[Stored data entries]
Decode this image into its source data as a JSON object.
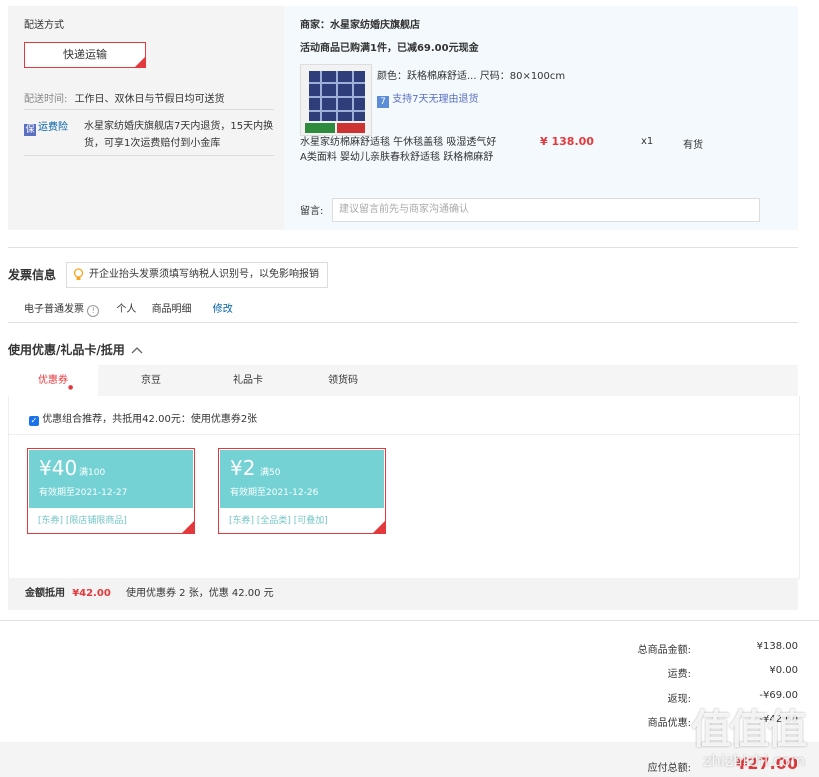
{
  "shipping": {
    "title": "配送方式",
    "method": "快递运输",
    "time_label": "配送时间:",
    "time_value": "工作日、双休日与节假日均可送货",
    "insurance_label": "运费险",
    "insurance_text_1": "水星家纺婚庆旗舰店7天内退货，15天内换",
    "insurance_text_2": "货，可享1次运费赔付到小金库"
  },
  "store": {
    "merchant": "商家：水星家纺婚庆旗舰店",
    "promo": "活动商品已购满1件，已减69.00元现金",
    "spec": "颜色：跃格棉麻舒适... 尺码：80×100cm",
    "return_policy": "支持7天无理由退货",
    "product_name_1": "水星家纺棉麻舒适毯 午休毯盖毯 吸湿透气好",
    "product_name_2": "A类面料 婴幼儿亲肤春秋舒适毯 跃格棉麻舒",
    "price": "¥ 138.00",
    "qty": "x1",
    "stock": "有货",
    "remark_label": "留言:",
    "remark_placeholder": "建议留言前先与商家沟通确认"
  },
  "invoice": {
    "title": "发票信息",
    "tip": "开企业抬头发票须填写纳税人识别号，以免影响报销",
    "type": "电子普通发票",
    "title_type": "个人",
    "content": "商品明细",
    "edit": "修改"
  },
  "discount": {
    "title": "使用优惠/礼品卡/抵用",
    "tabs": [
      "优惠券",
      "京豆",
      "礼品卡",
      "领货码"
    ],
    "recommend": "优惠组合推荐，共抵用42.00元：使用优惠券2张",
    "coupons": [
      {
        "amount": "¥40",
        "condition": "满100",
        "expiry": "有效期至2021-12-27",
        "tags": "[东券] [限店铺限商品]"
      },
      {
        "amount": "¥2",
        "condition": "满50",
        "expiry": "有效期至2021-12-26",
        "tags": "[东券] [全品类] [可叠加]"
      }
    ],
    "summary_label": "金额抵用",
    "summary_amount": "¥42.00",
    "summary_text": "使用优惠券 2 张，优惠 42.00 元"
  },
  "totals": {
    "rows": [
      {
        "label": "总商品金额:",
        "value": "¥138.00"
      },
      {
        "label": "运费:",
        "value": "¥0.00"
      },
      {
        "label": "返现:",
        "value": "-¥69.00"
      },
      {
        "label": "商品优惠:",
        "value": "-¥42.00"
      }
    ],
    "payable_label": "应付总额:",
    "payable_value": "¥27.00"
  },
  "watermark": {
    "text": "值值值",
    "url": "zhizhizhi.com"
  },
  "colors": {
    "accent": "#e4393c",
    "coupon": "#74d2d4",
    "link": "#005ea7"
  }
}
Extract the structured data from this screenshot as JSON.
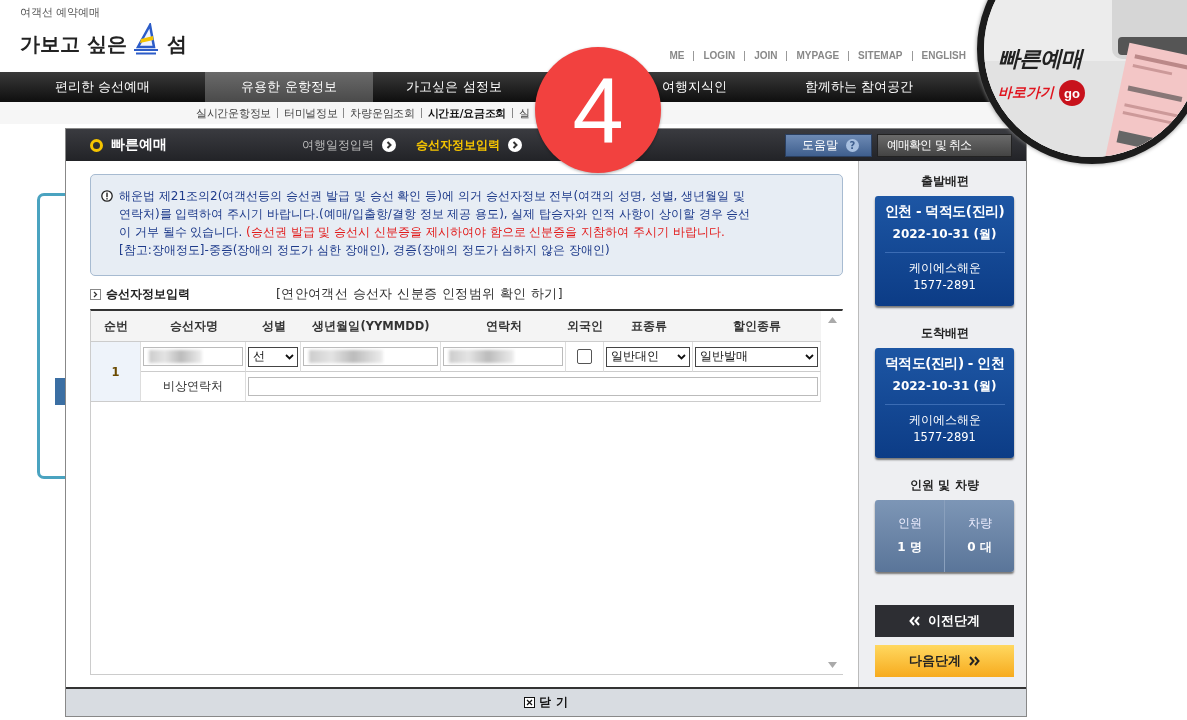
{
  "header": {
    "tagline": "여객선 예약예매",
    "logo_text": "가보고 싶은",
    "logo_end": "섬"
  },
  "top_links": [
    "ME",
    "LOGIN",
    "JOIN",
    "MYPAGE",
    "SITEMAP",
    "ENGLISH"
  ],
  "nav": [
    {
      "label": "편리한 승선예매",
      "selected": false
    },
    {
      "label": "유용한 운항정보",
      "selected": true
    },
    {
      "label": "가고싶은 섬정보",
      "selected": false
    },
    {
      "label": "여행지식인",
      "selected": false
    },
    {
      "label": "함께하는 참여공간",
      "selected": false
    }
  ],
  "sub_nav": [
    {
      "label": "실시간운항정보",
      "selected": false
    },
    {
      "label": "터미널정보",
      "selected": false
    },
    {
      "label": "차량운임조회",
      "selected": false
    },
    {
      "label": "시간표/요금조회",
      "selected": true
    },
    {
      "label": "실",
      "selected": false
    }
  ],
  "step_badge": "4",
  "quick_banner": {
    "title": "빠른예매",
    "link": "바로가기",
    "go": "go"
  },
  "modal": {
    "title": "빠른예매",
    "steps": [
      {
        "label": "여행일정입력",
        "selected": false
      },
      {
        "label": "승선자정보입력",
        "selected": true
      }
    ],
    "help_button": "도움말",
    "help_icon": "?",
    "confirm_button": "예매확인 및 취소",
    "notice": [
      {
        "segments": [
          {
            "kind": "normal",
            "text": "해운법 제21조의2(여객선등의 승선권 발급 및 승선 확인 등)에 의거 승선자정보 전부(여객의 성명, 성별, 생년월일 및 연락처)를 입력하여 주시기 바랍니다.(예매/입출항/결항 정보 제공 용도), 실제 탑승자와 인적 사항이 상이할 경우 승선이 거부 될수 있습니다. "
          },
          {
            "kind": "warning",
            "text": "(승선권 발급 및 승선시 신분증을 제시하여야 함으로 신분증을 지참하여 주시기 바랍니다."
          }
        ]
      },
      {
        "segments": [
          {
            "kind": "normal",
            "text": "[참고:장애정도]-중증(장애의 정도가 심한 장애인), 경증(장애의 정도가 심하지 않은 장애인)"
          }
        ]
      }
    ],
    "section_title": "승선자정보입력",
    "id_link": "[연안여객선 승선자 신분증 인정범위 확인 하기]",
    "columns": [
      "순번",
      "승선자명",
      "성별",
      "생년월일(YYMMDD)",
      "연락처",
      "외국인",
      "표종류",
      "할인종류"
    ],
    "rows": [
      {
        "number": "1",
        "gender": "선",
        "foreigner": {
          "checked": false
        },
        "ticket_type": "일반대인",
        "discount": "일반발매",
        "emergency_label": "비상연락처"
      }
    ],
    "close_button": "닫 기"
  },
  "sidebar": {
    "trips": [
      {
        "heading": "출발배편",
        "route": "인천 - 덕적도(진리)",
        "date": "2022-10-31 (월)",
        "company": "케이에스해운",
        "phone": "1577-2891"
      },
      {
        "heading": "도착배편",
        "route": "덕적도(진리) - 인천",
        "date": "2022-10-31 (월)",
        "company": "케이에스해운",
        "phone": "1577-2891"
      }
    ],
    "counts_heading": "인원 및 차량",
    "counts": [
      {
        "label": "인원",
        "value": "1 명"
      },
      {
        "label": "차량",
        "value": "0 대"
      }
    ],
    "prev_button": "이전단계",
    "next_button": "다음단계"
  }
}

- _WHAT YOU SHOULD DO_
Give the data above again in full and unchanged, skipping the pictures.

- _RESULT OF THIS TASK_
Decode this image into its source data as a JSON object.
{
  "shipping": {
    "title": "配送方式",
    "method": "快递运输",
    "time_label": "配送时间:",
    "time_value": "工作日、双休日与节假日均可送货",
    "insurance_label": "运费险",
    "insurance_text_1": "水星家纺婚庆旗舰店7天内退货，15天内换",
    "insurance_text_2": "货，可享1次运费赔付到小金库"
  },
  "store": {
    "merchant": "商家：水星家纺婚庆旗舰店",
    "promo": "活动商品已购满1件，已减69.00元现金",
    "spec": "颜色：跃格棉麻舒适... 尺码：80×100cm",
    "return_policy": "支持7天无理由退货",
    "product_name_1": "水星家纺棉麻舒适毯 午休毯盖毯 吸湿透气好",
    "product_name_2": "A类面料 婴幼儿亲肤春秋舒适毯 跃格棉麻舒",
    "price": "¥ 138.00",
    "qty": "x1",
    "stock": "有货",
    "remark_label": "留言:",
    "remark_placeholder": "建议留言前先与商家沟通确认"
  },
  "invoice": {
    "title": "发票信息",
    "tip": "开企业抬头发票须填写纳税人识别号，以免影响报销",
    "type": "电子普通发票",
    "title_type": "个人",
    "content": "商品明细",
    "edit": "修改"
  },
  "discount": {
    "title": "使用优惠/礼品卡/抵用",
    "tabs": [
      "优惠券",
      "京豆",
      "礼品卡",
      "领货码"
    ],
    "recommend": "优惠组合推荐，共抵用42.00元：使用优惠券2张",
    "coupons": [
      {
        "amount": "¥40",
        "condition": "满100",
        "expiry": "有效期至2021-12-27",
        "tags": "[东券] [限店铺限商品]"
      },
      {
        "amount": "¥2",
        "condition": "满50",
        "expiry": "有效期至2021-12-26",
        "tags": "[东券] [全品类] [可叠加]"
      }
    ],
    "summary_label": "金额抵用",
    "summary_amount": "¥42.00",
    "summary_text": "使用优惠券 2 张，优惠 42.00 元"
  },
  "totals": {
    "rows": [
      {
        "label": "总商品金额:",
        "value": "¥138.00"
      },
      {
        "label": "运费:",
        "value": "¥0.00"
      },
      {
        "label": "返现:",
        "value": "-¥69.00"
      },
      {
        "label": "商品优惠:",
        "value": "-¥42.00"
      }
    ],
    "payable_label": "应付总额:",
    "payable_value": "¥27.00"
  },
  "watermark": {
    "text": "值值值",
    "url": "zhizhizhi.com"
  },
  "colors": {
    "accent": "#e4393c",
    "coupon": "#74d2d4",
    "link": "#005ea7"
  }
}
Extract the structured data from this screenshot as JSON.
{
  "header": {
    "tagline": "여객선 예약예매",
    "logo_text": "가보고 싶은",
    "logo_end": "섬"
  },
  "top_links": [
    "ME",
    "LOGIN",
    "JOIN",
    "MYPAGE",
    "SITEMAP",
    "ENGLISH"
  ],
  "nav": [
    {
      "label": "편리한 승선예매",
      "selected": false
    },
    {
      "label": "유용한 운항정보",
      "selected": true
    },
    {
      "label": "가고싶은 섬정보",
      "selected": false
    },
    {
      "label": "여행지식인",
      "selected": false
    },
    {
      "label": "함께하는 참여공간",
      "selected": false
    }
  ],
  "sub_nav": [
    {
      "label": "실시간운항정보",
      "selected": false
    },
    {
      "label": "터미널정보",
      "selected": false
    },
    {
      "label": "차량운임조회",
      "selected": false
    },
    {
      "label": "시간표/요금조회",
      "selected": true
    },
    {
      "label": "실",
      "selected": false
    }
  ],
  "step_badge": "4",
  "quick_banner": {
    "title": "빠른예매",
    "link": "바로가기",
    "go": "go"
  },
  "modal": {
    "title": "빠른예매",
    "steps": [
      {
        "label": "여행일정입력",
        "selected": false
      },
      {
        "label": "승선자정보입력",
        "selected": true
      }
    ],
    "help_button": "도움말",
    "help_icon": "?",
    "confirm_button": "예매확인 및 취소",
    "notice": [
      {
        "segments": [
          {
            "kind": "normal",
            "text": "해운법 제21조의2(여객선등의 승선권 발급 및 승선 확인 등)에 의거 승선자정보 전부(여객의 성명, 성별, 생년월일 및 연락처)를 입력하여 주시기 바랍니다.(예매/입출항/결항 정보 제공 용도), 실제 탑승자와 인적 사항이 상이할 경우 승선이 거부 될수 있습니다. "
          },
          {
            "kind": "warning",
            "text": "(승선권 발급 및 승선시 신분증을 제시하여야 함으로 신분증을 지참하여 주시기 바랍니다."
          }
        ]
      },
      {
        "segments": [
          {
            "kind": "normal",
            "text": "[참고:장애정도]-중증(장애의 정도가 심한 장애인), 경증(장애의 정도가 심하지 않은 장애인)"
          }
        ]
      }
    ],
    "section_title": "승선자정보입력",
    "id_link": "[연안여객선 승선자 신분증 인정범위 확인 하기]",
    "columns": [
      "순번",
      "승선자명",
      "성별",
      "생년월일(YYMMDD)",
      "연락처",
      "외국인",
      "표종류",
      "할인종류"
    ],
    "rows": [
      {
        "number": "1",
        "gender": "선",
        "foreigner": {
          "checked": false
        },
        "ticket_type": "일반대인",
        "discount": "일반발매",
        "emergency_label": "비상연락처"
      }
    ],
    "close_button": "닫 기"
  },
  "sidebar": {
    "trips": [
      {
        "heading": "출발배편",
        "route": "인천 - 덕적도(진리)",
        "date": "2022-10-31 (월)",
        "company": "케이에스해운",
        "phone": "1577-2891"
      },
      {
        "heading": "도착배편",
        "route": "덕적도(진리) - 인천",
        "date": "2022-10-31 (월)",
        "company": "케이에스해운",
        "phone": "1577-2891"
      }
    ],
    "counts_heading": "인원 및 차량",
    "counts": [
      {
        "label": "인원",
        "value": "1 명"
      },
      {
        "label": "차량",
        "value": "0 대"
      }
    ],
    "prev_button": "이전단계",
    "next_button": "다음단계"
  }
}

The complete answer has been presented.